-- Selected extract --
I have a 2004 Carrier furnace with a variable speed motor. When I resumed
ham radio in 2015, I found it did produce RFI. I could watch the spectrum
change as the motor ramped up in speed. I installed a Corcom filer on the
AC line as it enters the furnace and another one at the motor. However,
that was only partially successful. I put #31 cores on the line to the
thermostat and the line to the A/C compressor (that energizes the 24 VAC
contactor). That eliminated the remaining RFI. In my case, just clamping
one core on those lines was enough. I know that multiple turns through the
cores increases the impedance with the turns squared and I was ready to
splice the wires if I needed to do that. But, I did not. The lesson
learned for me on that appliance was that every wire exiting an appliance is
a potential RFI radiator, not just the power chord.
A lesson learned on previous RFI and isolation problems in my engineering
days is if you try something and it does not help, don't assume it is not
contributing to the problem (and cross it off your list). It could be the
strongest leakage path is masking the weaker ones, and you could end up
taking a long time to go back to something you ruled out before. A better
approach to save on unnecessary filters is to solve the problem and then go
back and experiment with which filters (e.g. ferrite cores) you can remove.
Good luck with your RFI efforts,
Randy KQ6RS
-----Original Message-----
From: RFI <rfi-bounces@contesting.com> On Behalf Of John Pelham
Sent: Wednesday, February 20, 2019 10:17 AM
To: 'Kelly Jones' <kjones@virtualcohesion.com>; rfi@contesting.com
Subject: Re: [RFI] Air Conditioner / Heat Pump recommendations
Back in 2010, I replaced a heat pump with a new Trane. I specifically asked
the contractor for a unit with a single-speed motor. What I got was a unit
with a "single-speed motor," but it was an ECM (electronically commutated
motor). It generated lots of RFI. I think Trane offered an RFI-kit, but I
chose to fix it myself with some #31 ferrite cores. I was mostly successful,
although interference could still be weakly heard on some HF bands.

-- Entries supplied --
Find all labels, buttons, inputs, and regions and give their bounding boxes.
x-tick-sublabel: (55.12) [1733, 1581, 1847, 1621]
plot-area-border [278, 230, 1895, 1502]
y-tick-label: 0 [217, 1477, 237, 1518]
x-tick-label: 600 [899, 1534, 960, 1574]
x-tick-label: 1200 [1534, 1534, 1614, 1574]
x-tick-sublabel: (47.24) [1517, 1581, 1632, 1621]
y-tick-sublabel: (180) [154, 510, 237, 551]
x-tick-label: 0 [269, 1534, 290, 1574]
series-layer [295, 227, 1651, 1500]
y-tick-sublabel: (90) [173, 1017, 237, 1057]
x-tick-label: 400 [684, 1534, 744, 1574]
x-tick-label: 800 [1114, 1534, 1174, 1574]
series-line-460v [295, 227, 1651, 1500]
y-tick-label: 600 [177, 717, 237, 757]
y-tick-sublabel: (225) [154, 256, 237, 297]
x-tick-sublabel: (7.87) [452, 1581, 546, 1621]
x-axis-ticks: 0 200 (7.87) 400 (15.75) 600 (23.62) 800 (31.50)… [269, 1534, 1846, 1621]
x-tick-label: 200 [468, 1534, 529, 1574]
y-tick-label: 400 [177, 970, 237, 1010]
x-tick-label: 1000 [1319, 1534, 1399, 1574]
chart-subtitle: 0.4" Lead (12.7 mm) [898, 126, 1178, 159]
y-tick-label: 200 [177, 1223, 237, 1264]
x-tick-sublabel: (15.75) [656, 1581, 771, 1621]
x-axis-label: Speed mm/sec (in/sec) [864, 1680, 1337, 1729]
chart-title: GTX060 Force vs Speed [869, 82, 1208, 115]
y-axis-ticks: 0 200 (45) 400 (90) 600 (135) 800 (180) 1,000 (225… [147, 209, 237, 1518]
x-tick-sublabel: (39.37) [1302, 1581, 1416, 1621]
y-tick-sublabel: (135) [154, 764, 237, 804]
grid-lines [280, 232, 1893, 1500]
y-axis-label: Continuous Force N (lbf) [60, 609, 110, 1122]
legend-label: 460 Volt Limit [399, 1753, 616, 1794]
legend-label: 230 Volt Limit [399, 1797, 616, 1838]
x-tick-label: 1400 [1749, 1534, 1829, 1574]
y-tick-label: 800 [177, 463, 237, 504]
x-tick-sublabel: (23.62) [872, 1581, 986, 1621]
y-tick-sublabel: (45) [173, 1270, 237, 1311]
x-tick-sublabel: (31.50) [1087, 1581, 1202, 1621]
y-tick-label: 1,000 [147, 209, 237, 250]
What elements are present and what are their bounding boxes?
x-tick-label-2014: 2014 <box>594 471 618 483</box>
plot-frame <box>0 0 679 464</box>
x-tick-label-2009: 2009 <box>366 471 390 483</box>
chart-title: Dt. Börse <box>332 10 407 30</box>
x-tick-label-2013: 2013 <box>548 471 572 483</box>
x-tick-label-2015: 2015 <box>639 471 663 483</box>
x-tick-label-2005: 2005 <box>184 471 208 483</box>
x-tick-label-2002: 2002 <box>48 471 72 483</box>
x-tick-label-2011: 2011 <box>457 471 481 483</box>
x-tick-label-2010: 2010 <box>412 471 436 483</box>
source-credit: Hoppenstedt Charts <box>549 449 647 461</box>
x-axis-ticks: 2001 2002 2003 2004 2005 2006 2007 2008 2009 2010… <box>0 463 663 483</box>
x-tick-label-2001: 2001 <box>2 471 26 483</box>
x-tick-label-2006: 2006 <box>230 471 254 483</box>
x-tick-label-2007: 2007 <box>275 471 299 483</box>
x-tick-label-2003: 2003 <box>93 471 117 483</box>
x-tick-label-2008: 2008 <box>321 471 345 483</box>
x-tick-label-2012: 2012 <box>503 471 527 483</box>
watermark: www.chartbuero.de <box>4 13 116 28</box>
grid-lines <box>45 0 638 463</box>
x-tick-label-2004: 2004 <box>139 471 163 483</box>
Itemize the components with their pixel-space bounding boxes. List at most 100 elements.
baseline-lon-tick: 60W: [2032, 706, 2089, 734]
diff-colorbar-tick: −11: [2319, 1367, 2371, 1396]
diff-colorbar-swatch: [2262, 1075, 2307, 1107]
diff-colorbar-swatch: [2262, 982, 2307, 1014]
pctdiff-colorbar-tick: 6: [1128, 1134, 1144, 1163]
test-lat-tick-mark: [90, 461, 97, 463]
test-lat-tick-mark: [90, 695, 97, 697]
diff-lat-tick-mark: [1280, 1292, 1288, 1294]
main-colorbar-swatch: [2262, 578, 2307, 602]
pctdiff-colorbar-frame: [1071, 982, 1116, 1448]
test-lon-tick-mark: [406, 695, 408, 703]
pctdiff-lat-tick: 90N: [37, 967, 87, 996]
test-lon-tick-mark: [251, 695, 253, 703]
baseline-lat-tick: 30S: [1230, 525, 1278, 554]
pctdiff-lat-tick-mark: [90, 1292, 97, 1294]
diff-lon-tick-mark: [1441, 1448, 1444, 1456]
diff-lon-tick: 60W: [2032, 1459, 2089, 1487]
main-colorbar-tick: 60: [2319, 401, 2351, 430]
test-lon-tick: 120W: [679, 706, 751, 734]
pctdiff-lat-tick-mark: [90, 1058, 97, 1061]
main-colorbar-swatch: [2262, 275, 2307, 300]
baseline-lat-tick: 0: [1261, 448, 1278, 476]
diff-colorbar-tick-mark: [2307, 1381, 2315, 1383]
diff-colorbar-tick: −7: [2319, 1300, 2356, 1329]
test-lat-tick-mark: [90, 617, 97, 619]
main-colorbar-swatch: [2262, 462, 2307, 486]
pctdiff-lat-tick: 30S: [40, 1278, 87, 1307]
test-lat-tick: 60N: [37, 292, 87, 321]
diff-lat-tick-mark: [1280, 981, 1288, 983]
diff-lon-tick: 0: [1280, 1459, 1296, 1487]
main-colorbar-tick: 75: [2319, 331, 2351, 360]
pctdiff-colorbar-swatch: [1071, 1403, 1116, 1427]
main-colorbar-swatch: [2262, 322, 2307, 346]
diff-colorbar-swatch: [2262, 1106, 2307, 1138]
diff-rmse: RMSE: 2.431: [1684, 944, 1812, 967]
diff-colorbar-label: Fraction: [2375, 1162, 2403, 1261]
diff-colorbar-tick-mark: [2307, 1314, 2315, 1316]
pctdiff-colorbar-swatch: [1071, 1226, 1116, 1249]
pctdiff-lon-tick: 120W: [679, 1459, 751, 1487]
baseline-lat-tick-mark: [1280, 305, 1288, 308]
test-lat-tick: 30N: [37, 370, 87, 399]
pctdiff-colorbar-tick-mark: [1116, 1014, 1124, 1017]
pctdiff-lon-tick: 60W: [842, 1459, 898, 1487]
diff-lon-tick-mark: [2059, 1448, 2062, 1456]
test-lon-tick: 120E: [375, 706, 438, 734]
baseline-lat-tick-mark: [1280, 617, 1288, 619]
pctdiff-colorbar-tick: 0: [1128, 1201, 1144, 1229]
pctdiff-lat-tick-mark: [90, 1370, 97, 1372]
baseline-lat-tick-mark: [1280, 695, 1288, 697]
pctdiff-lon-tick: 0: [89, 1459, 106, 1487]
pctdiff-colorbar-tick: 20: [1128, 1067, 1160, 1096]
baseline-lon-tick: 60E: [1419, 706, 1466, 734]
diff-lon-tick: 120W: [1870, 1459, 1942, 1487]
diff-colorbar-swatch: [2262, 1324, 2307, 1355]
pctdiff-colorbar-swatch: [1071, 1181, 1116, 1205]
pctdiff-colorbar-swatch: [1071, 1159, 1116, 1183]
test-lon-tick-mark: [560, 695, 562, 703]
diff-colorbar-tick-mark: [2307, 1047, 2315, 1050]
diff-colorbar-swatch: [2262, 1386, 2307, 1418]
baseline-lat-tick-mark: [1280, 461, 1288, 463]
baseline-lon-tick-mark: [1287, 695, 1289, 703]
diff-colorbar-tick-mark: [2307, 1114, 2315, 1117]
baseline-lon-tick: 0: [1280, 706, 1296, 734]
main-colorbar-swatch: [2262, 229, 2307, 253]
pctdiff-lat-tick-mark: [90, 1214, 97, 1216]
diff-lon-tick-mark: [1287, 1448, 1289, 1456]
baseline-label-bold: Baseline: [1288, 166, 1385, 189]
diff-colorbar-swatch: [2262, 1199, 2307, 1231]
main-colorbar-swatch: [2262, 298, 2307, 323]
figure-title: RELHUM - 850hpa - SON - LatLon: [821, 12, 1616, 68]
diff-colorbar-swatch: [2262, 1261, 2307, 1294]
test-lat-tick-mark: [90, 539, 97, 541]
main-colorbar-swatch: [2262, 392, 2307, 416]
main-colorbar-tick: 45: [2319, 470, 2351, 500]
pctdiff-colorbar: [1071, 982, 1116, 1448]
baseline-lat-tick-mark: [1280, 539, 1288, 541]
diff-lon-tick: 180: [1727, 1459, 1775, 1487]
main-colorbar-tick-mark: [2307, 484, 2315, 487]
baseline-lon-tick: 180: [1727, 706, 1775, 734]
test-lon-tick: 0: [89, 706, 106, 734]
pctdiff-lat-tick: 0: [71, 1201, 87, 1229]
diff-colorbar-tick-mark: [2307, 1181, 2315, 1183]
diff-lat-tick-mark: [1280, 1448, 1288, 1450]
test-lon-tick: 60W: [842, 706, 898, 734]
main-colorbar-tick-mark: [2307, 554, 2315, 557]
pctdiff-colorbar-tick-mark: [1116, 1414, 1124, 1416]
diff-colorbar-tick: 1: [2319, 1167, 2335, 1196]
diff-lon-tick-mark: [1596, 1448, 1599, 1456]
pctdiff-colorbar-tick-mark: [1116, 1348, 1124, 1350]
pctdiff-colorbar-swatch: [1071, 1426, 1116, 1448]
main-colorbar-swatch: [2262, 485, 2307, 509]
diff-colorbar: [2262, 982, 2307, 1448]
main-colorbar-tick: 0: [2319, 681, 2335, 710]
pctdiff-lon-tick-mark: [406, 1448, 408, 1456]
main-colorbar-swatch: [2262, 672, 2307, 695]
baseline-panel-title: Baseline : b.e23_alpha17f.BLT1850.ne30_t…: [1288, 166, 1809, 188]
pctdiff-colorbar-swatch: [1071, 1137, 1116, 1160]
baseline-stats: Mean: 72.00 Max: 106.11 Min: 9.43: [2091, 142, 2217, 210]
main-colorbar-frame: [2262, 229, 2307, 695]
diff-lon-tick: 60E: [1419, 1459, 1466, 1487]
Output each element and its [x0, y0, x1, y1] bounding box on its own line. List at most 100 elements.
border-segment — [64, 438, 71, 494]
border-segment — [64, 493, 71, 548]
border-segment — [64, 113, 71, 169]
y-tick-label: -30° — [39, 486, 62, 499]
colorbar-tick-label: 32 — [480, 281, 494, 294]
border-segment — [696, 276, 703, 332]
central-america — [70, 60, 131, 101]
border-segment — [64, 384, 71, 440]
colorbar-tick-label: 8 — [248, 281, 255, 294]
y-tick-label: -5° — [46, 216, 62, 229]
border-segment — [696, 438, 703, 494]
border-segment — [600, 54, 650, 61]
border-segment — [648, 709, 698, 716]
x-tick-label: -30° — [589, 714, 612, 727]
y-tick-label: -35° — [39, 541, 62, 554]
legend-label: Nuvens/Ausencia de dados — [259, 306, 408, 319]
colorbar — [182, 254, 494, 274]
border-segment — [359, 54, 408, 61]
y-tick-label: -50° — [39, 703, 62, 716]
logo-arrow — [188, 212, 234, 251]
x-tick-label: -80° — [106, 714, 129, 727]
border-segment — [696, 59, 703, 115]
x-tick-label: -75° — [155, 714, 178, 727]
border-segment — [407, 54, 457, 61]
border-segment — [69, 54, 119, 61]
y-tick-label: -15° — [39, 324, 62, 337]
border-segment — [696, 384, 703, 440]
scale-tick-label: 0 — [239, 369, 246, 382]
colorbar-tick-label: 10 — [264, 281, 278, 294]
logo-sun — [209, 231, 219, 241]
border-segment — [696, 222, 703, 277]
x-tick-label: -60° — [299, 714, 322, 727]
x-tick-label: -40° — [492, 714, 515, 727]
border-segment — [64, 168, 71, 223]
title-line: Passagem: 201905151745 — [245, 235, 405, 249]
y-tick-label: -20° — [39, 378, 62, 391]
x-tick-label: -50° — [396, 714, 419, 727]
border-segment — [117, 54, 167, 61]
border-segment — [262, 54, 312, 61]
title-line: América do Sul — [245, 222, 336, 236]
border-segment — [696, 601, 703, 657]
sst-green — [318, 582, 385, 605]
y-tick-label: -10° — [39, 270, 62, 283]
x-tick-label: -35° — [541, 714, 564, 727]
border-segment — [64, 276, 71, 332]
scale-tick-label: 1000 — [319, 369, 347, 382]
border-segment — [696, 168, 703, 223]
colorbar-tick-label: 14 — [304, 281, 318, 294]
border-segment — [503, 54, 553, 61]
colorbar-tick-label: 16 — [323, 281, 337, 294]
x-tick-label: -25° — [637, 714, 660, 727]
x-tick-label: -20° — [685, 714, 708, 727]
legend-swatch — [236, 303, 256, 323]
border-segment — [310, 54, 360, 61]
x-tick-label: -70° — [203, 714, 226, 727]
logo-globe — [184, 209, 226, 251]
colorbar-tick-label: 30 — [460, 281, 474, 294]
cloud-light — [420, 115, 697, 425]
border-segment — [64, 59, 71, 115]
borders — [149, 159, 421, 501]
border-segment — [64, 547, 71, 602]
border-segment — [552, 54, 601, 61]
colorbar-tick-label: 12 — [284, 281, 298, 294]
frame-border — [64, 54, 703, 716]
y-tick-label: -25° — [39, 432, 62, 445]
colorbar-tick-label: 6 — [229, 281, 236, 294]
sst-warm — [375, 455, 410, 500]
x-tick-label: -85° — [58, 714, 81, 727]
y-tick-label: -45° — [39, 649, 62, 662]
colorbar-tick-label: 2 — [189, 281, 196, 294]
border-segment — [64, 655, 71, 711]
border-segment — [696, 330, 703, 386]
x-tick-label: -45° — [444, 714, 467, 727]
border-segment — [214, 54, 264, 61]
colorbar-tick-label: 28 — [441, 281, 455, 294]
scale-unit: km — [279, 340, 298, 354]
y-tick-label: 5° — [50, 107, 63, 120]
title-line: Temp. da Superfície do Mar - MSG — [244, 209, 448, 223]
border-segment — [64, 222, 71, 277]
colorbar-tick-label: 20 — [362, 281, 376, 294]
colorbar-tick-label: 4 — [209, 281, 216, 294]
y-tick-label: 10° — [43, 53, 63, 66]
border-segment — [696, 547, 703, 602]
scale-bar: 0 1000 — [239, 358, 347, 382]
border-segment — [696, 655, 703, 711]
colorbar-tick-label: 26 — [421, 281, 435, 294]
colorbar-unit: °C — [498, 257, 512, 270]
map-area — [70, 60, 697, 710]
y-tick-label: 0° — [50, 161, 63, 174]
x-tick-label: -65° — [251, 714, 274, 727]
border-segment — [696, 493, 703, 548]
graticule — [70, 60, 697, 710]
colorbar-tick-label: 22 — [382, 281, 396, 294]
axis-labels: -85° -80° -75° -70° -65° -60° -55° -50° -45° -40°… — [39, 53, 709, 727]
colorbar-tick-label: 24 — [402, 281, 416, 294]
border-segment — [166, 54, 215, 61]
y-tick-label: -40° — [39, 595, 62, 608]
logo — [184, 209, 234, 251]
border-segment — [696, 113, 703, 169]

-- What this exercise asks --
(a) List every equipment brand name that appears in the message about furnace RFI.
(b) Carry on the message about furnace and heat pump RFI from the point where it stops.
None of the lines are needed here.

-- Outputs --
(a) Carrier, Corcom, Trane

(b)
You can get lots of info on Trane products by searching. I Googled "trane
4WCZ6036B1000A" and got specs and wiring diagrams, which I only skimmed. You
might want to dig into more detail. I did see the sentence "This enhanced
mode selection provides a ramping up and ramping down of the indoor blower
speed to provide improved comfort, quietness and potential energy savings."
The accompanying graph shows ramping between 2 stages. I think it is likely
that your recommended unit contains an ECM motor, and yours appears to be
operated as a variable speed motor - how else to get the ramping between
speeds? And even if there wasn't ramping, in my experience an ECM motor
operated at a constant speed is just as noisy as one in a variable speed
system.
73, John W1JA
-----Original Message-----
From: RFI [mailto:rfi-bounces@contesting.com] On Behalf Of Kelly Jones
Sent: Tuesday, February 19, 2019 8:41 PM
To: rfi@contesting.com
Subject: [RFI] Air Conditioner / Heat Pump recommendations
Hi all,
I'm needing to replace an old Carrier air conditioner/heat pump and would
like to ask the general experience of the group. Have you replaced a unit
recently? If so, what make/model did you use? Did you have any issues with
hash/birdies/noise after replacement?
I'm being recommended an American Standard (Trane) 3 Ton, 16 SEER package
heat pump. The model is 4WCZ6036B1000A. It is not a variable speed drive,
but it is 2 stage. I'm hoping to not make a multi-thousand dollar mistake
by installing a noise generator.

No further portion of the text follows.